::: Exercise materials :::

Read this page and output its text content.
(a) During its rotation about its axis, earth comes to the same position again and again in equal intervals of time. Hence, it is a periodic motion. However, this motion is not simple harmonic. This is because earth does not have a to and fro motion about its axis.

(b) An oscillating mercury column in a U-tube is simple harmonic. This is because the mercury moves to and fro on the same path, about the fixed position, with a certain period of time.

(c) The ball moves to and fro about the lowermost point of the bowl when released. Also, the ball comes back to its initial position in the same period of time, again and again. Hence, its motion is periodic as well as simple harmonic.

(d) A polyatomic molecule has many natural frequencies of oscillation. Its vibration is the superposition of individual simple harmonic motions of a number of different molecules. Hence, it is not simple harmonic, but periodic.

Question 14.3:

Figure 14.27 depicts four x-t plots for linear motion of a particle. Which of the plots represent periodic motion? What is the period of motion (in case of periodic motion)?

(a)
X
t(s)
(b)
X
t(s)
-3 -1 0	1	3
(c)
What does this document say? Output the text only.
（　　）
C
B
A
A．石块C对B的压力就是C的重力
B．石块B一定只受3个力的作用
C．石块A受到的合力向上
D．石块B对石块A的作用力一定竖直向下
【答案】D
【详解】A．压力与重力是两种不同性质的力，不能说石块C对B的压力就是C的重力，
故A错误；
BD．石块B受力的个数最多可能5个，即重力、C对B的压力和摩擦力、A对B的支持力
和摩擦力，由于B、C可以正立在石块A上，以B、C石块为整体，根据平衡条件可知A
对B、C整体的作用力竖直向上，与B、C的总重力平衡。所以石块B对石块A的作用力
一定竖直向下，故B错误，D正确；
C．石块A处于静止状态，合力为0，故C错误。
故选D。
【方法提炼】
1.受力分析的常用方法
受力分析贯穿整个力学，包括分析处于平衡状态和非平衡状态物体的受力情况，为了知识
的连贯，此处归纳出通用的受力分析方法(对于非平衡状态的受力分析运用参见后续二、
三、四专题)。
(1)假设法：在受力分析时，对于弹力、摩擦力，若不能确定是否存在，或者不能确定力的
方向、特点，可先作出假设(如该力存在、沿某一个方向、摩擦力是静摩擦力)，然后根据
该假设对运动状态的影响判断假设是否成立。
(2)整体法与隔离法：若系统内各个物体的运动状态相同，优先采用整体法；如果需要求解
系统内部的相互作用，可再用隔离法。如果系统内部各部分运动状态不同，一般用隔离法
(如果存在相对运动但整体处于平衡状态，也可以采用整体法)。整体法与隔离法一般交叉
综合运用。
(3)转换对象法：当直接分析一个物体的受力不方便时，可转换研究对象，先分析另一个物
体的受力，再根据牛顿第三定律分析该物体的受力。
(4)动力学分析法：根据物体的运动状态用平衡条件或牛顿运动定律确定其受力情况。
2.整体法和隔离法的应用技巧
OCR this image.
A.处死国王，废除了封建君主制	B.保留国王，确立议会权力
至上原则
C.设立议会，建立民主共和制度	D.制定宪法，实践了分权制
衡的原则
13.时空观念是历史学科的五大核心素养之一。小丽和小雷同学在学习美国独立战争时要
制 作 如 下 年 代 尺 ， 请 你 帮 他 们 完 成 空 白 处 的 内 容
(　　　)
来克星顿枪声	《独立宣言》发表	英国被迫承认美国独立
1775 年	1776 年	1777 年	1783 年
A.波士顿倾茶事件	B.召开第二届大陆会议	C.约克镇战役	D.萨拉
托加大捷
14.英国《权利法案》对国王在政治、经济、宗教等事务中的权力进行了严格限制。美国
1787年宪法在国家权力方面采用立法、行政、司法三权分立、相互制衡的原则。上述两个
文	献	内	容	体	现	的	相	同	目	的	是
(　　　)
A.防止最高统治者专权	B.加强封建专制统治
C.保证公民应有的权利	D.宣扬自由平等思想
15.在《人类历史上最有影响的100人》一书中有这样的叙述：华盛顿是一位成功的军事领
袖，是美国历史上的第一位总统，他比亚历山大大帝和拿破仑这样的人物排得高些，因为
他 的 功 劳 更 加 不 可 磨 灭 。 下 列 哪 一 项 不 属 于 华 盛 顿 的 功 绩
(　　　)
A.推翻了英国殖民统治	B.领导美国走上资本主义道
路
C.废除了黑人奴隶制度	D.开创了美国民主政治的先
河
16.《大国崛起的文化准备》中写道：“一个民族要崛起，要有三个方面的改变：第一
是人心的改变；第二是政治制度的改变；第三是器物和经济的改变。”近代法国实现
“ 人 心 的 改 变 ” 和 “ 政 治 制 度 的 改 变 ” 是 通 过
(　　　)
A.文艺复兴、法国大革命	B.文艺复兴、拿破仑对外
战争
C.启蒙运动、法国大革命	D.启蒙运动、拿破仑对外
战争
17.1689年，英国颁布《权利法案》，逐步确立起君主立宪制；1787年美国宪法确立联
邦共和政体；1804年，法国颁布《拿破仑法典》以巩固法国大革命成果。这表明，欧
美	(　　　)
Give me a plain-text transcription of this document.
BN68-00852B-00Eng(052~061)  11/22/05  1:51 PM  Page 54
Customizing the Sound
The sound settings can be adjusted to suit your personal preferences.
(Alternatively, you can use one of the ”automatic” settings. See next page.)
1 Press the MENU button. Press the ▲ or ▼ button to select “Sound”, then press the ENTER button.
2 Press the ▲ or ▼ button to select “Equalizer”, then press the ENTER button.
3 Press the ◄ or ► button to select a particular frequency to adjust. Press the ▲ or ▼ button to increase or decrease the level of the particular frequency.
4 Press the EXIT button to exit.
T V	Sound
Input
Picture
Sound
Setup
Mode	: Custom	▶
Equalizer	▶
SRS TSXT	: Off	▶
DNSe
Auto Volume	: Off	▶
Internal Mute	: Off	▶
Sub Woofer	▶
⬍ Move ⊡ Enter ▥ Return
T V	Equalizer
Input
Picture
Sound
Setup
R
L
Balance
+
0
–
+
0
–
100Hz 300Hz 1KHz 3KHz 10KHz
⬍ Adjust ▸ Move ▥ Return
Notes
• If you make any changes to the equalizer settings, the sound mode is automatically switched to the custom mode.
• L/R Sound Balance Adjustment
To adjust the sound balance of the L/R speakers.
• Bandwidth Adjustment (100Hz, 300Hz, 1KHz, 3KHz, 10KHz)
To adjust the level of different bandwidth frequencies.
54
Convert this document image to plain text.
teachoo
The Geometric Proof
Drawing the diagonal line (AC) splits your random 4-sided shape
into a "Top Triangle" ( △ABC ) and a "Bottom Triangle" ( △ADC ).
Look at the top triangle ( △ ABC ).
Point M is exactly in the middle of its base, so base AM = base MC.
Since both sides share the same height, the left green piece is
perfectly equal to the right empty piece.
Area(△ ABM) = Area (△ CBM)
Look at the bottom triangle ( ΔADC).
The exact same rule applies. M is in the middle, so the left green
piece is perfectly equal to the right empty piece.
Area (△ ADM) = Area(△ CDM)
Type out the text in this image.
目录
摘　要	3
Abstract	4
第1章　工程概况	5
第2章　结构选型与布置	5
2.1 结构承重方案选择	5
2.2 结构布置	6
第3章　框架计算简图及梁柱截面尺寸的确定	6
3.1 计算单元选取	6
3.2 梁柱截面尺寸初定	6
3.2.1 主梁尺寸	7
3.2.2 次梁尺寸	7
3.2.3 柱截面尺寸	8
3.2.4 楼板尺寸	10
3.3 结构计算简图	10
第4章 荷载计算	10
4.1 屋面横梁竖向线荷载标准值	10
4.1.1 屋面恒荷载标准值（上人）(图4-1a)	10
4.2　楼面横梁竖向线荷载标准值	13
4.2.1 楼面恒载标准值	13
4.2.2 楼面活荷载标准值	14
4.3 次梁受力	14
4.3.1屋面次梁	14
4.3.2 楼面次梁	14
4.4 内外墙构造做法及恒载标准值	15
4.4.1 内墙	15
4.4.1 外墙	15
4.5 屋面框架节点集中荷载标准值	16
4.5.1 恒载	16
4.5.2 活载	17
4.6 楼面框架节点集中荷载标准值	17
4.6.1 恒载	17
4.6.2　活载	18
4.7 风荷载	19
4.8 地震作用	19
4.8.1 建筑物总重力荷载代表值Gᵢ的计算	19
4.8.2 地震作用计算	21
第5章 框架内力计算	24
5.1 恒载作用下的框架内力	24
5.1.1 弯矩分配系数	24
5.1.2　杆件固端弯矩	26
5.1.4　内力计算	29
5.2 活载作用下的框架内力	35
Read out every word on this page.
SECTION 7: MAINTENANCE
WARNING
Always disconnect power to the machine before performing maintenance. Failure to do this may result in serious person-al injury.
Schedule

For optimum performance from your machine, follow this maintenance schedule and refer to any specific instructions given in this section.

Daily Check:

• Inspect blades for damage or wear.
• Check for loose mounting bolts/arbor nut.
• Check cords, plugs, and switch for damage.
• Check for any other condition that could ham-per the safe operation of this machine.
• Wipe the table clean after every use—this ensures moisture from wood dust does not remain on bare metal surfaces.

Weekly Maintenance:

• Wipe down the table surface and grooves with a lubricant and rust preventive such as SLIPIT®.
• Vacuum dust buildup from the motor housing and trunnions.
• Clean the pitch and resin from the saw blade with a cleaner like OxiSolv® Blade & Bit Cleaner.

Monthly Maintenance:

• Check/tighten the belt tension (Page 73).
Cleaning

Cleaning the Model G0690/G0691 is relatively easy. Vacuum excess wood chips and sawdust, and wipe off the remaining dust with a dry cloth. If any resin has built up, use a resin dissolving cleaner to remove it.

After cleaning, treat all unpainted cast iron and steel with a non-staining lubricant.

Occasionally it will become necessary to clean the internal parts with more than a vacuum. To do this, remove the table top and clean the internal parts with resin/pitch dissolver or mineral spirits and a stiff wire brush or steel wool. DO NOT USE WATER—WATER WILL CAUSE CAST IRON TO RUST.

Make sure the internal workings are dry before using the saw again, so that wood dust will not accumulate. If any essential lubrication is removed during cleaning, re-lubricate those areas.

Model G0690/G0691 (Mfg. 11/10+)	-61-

:::

(Objective) Copy all lines of the listing above that contain the string "damage".

(Exercise response)
• Inspect blades for damage or wear.
• Check cords, plugs, and switch for damage.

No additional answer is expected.